* _DATA TO USE_
--------------------
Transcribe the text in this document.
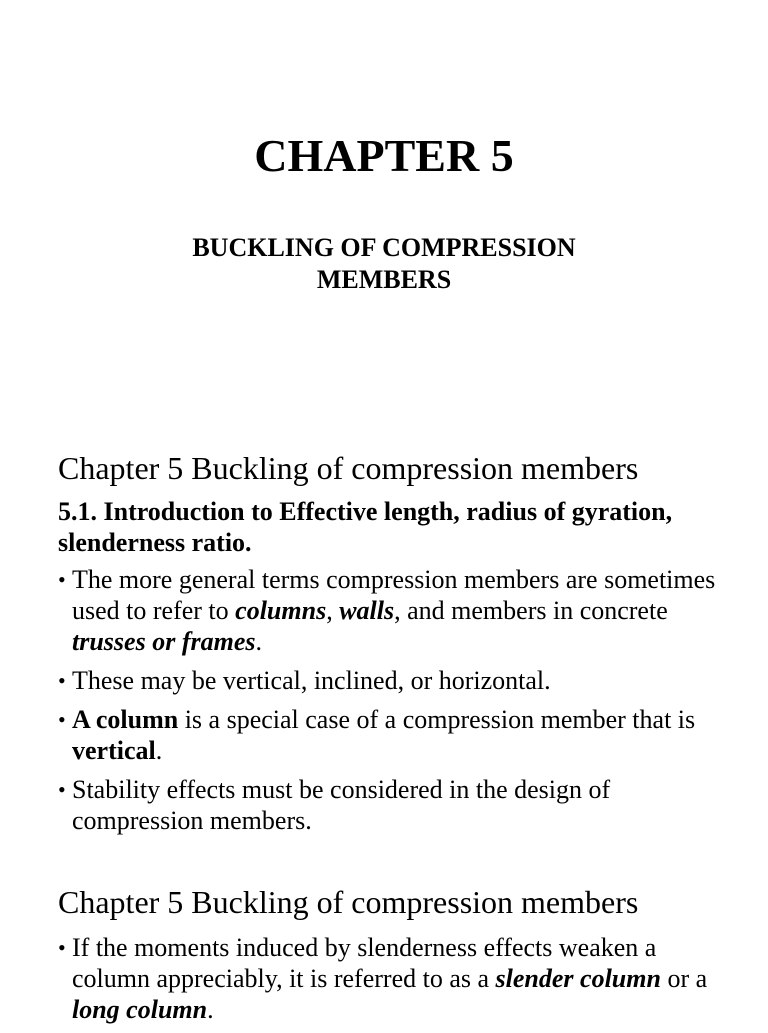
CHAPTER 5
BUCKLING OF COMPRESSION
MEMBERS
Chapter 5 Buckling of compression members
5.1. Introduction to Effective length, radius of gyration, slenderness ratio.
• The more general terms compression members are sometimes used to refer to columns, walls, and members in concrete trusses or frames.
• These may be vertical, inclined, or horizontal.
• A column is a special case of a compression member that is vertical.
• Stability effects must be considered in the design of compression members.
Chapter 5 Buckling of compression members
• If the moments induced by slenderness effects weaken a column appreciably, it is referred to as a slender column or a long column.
--------------------
* _YOUR INSTRUCTIONS_
Please set down each line of the data above exactly as written, without the pictures.

* _OUTPUT OF THE TASK_
Transcribe the text in this document.
CHAPTER 5
BUCKLING OF COMPRESSION
MEMBERS
Chapter 5 Buckling of compression members
5.1. Introduction to Effective length, radius of gyration, slenderness ratio.
• The more general terms compression members are sometimes used to refer to columns, walls, and members in concrete trusses or frames.
• These may be vertical, inclined, or horizontal.
• A column is a special case of a compression member that is vertical.
• Stability effects must be considered in the design of compression members.
Chapter 5 Buckling of compression members
• If the moments induced by slenderness effects weaken a column appreciably, it is referred to as a slender column or a long column.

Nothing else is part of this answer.